__Exercise inputs__
================================
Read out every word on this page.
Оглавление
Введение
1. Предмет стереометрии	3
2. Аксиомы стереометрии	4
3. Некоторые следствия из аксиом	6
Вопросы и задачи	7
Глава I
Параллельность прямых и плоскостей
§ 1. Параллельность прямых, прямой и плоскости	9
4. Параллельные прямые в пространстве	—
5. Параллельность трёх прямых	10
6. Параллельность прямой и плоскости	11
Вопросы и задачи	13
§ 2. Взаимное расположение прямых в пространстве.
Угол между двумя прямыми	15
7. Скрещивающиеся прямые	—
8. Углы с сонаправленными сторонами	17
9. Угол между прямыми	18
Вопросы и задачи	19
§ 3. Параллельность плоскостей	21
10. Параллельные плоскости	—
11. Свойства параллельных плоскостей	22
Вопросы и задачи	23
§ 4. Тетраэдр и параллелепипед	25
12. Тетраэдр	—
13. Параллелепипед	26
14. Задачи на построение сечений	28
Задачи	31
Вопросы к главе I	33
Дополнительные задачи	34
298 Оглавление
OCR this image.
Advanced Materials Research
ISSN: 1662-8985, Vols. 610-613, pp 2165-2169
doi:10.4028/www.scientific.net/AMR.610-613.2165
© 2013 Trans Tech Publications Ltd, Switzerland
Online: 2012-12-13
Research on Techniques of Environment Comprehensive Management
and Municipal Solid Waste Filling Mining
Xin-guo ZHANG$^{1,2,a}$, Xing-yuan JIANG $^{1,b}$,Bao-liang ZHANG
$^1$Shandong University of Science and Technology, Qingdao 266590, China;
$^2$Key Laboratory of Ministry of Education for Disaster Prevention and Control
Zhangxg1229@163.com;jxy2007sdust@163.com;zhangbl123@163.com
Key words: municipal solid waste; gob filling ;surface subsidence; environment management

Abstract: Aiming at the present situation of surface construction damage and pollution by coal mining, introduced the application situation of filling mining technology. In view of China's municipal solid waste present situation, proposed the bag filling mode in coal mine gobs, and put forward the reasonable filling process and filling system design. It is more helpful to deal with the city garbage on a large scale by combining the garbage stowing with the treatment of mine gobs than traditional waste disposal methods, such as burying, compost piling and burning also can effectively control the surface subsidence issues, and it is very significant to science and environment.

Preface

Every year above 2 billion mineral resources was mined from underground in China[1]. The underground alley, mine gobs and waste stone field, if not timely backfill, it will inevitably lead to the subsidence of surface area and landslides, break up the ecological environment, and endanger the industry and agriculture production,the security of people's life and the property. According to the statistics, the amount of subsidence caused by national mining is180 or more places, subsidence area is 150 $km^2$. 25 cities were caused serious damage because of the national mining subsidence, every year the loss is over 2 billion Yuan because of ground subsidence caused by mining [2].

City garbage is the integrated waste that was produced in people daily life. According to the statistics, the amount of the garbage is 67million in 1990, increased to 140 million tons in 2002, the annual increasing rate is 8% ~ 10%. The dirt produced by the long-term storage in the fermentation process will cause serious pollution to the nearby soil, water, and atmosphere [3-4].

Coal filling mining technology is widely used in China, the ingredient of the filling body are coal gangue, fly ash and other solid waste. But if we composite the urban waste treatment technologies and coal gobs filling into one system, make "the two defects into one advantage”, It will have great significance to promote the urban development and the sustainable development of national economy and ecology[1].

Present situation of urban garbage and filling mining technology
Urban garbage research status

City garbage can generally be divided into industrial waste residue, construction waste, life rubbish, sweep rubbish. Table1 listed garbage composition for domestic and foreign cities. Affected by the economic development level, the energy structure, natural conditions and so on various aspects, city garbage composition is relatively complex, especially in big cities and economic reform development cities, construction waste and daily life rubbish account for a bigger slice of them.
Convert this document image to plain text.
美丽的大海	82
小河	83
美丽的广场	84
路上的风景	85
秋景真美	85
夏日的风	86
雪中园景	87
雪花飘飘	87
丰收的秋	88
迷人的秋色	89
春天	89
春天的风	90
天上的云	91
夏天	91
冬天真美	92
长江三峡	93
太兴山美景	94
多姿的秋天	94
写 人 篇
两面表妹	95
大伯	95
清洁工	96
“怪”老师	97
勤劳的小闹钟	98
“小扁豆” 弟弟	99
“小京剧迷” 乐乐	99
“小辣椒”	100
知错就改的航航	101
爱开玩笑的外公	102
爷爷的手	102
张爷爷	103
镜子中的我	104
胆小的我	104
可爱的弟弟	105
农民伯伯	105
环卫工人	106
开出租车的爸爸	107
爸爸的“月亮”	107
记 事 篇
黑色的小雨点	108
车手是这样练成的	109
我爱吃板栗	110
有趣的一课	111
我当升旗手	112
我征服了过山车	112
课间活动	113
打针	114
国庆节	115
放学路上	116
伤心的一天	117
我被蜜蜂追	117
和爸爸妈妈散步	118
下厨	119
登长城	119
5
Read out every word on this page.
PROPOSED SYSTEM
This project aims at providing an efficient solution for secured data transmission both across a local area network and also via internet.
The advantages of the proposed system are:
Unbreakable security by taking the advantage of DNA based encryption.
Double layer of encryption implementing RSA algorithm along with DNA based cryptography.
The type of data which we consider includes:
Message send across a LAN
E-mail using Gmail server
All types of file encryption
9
================================
__Instruction__
Find how many lines hold the string "across", and state that number alone.

__Result of this task__
2